### Supplied records

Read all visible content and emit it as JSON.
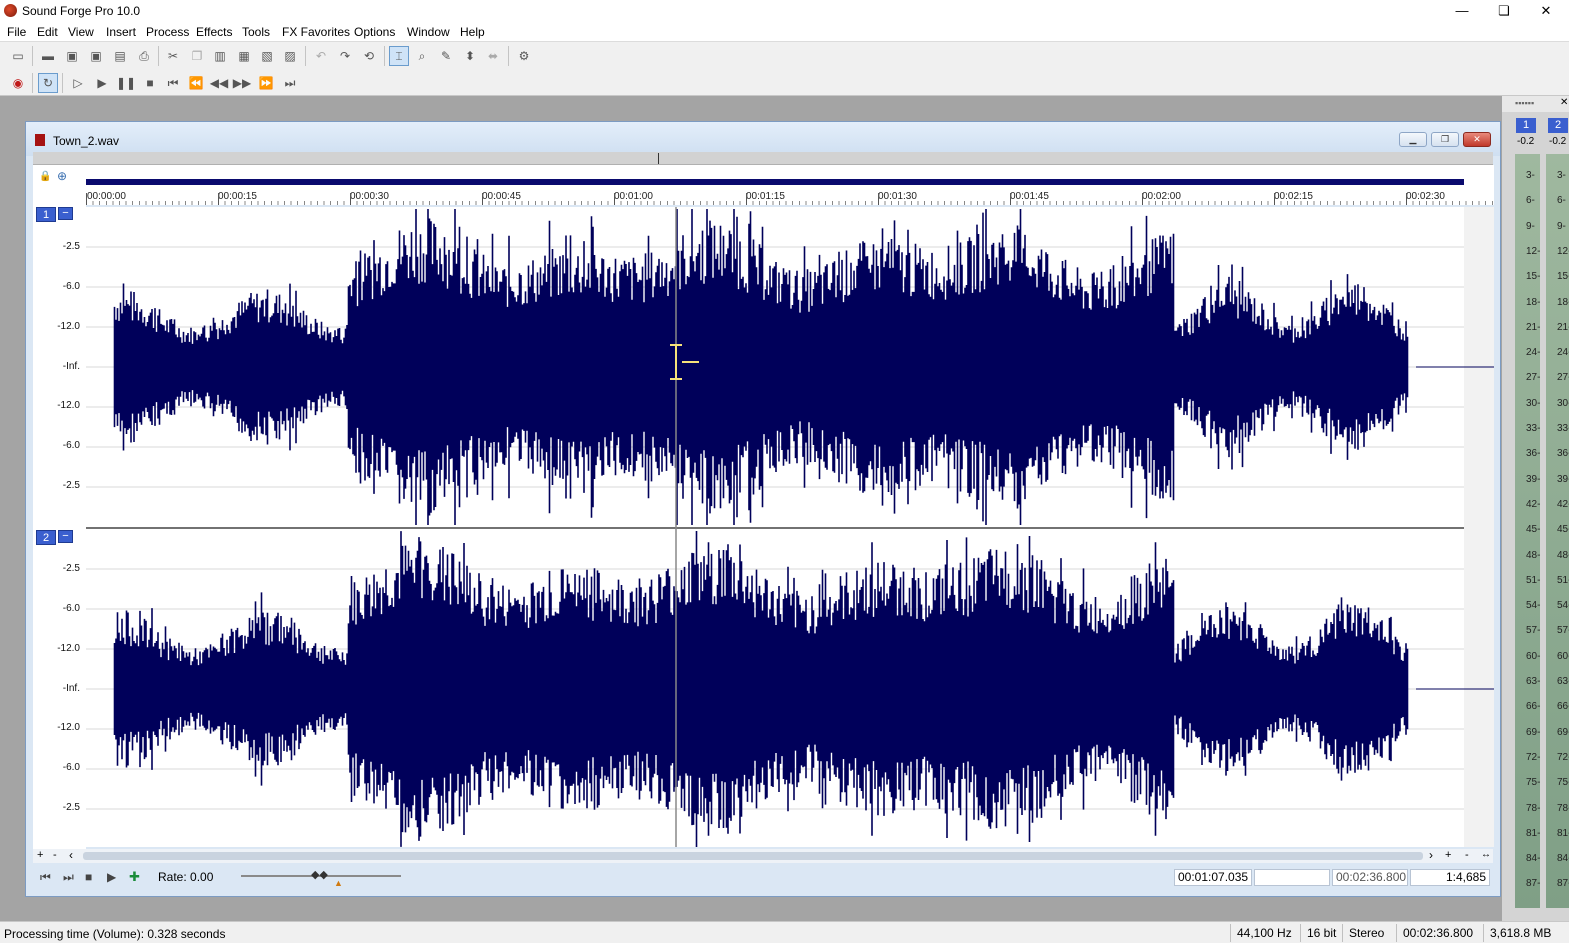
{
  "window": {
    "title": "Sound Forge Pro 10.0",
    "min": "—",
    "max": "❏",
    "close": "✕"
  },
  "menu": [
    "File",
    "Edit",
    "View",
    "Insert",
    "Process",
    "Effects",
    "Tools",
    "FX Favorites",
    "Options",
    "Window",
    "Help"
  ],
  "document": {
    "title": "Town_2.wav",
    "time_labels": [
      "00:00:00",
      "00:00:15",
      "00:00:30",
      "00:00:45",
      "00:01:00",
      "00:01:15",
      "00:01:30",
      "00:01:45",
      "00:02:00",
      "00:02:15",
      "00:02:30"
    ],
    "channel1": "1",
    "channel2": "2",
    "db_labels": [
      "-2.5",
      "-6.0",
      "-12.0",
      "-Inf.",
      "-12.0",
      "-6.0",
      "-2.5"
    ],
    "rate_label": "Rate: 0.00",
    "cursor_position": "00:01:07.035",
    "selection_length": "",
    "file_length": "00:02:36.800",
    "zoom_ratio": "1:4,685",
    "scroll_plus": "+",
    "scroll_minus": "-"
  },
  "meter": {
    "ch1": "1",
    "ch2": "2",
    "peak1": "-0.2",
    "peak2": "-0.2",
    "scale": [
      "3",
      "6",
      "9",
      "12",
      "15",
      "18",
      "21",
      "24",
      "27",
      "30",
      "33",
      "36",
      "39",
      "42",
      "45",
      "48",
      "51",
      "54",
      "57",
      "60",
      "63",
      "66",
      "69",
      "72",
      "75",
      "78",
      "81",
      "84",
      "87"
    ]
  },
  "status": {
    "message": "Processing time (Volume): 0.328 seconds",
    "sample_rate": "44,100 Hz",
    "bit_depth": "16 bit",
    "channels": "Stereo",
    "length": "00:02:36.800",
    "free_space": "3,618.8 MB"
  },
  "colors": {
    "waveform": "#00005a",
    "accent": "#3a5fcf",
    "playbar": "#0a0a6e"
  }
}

### What you will do
Working from the material above, transcribe it exactly while omitting pictures.

### Reply
Read all visible content and emit it as JSON.
{
  "window": {
    "title": "Sound Forge Pro 10.0",
    "min": "—",
    "max": "❏",
    "close": "✕"
  },
  "menu": [
    "File",
    "Edit",
    "View",
    "Insert",
    "Process",
    "Effects",
    "Tools",
    "FX Favorites",
    "Options",
    "Window",
    "Help"
  ],
  "document": {
    "title": "Town_2.wav",
    "time_labels": [
      "00:00:00",
      "00:00:15",
      "00:00:30",
      "00:00:45",
      "00:01:00",
      "00:01:15",
      "00:01:30",
      "00:01:45",
      "00:02:00",
      "00:02:15",
      "00:02:30"
    ],
    "channel1": "1",
    "channel2": "2",
    "db_labels": [
      "-2.5",
      "-6.0",
      "-12.0",
      "-Inf.",
      "-12.0",
      "-6.0",
      "-2.5"
    ],
    "rate_label": "Rate: 0.00",
    "cursor_position": "00:01:07.035",
    "selection_length": "",
    "file_length": "00:02:36.800",
    "zoom_ratio": "1:4,685",
    "scroll_plus": "+",
    "scroll_minus": "-"
  },
  "meter": {
    "ch1": "1",
    "ch2": "2",
    "peak1": "-0.2",
    "peak2": "-0.2",
    "scale": [
      "3",
      "6",
      "9",
      "12",
      "15",
      "18",
      "21",
      "24",
      "27",
      "30",
      "33",
      "36",
      "39",
      "42",
      "45",
      "48",
      "51",
      "54",
      "57",
      "60",
      "63",
      "66",
      "69",
      "72",
      "75",
      "78",
      "81",
      "84",
      "87"
    ]
  },
  "status": {
    "message": "Processing time (Volume): 0.328 seconds",
    "sample_rate": "44,100 Hz",
    "bit_depth": "16 bit",
    "channels": "Stereo",
    "length": "00:02:36.800",
    "free_space": "3,618.8 MB"
  },
  "colors": {
    "waveform": "#00005a",
    "accent": "#3a5fcf",
    "playbar": "#0a0a6e"
  }
}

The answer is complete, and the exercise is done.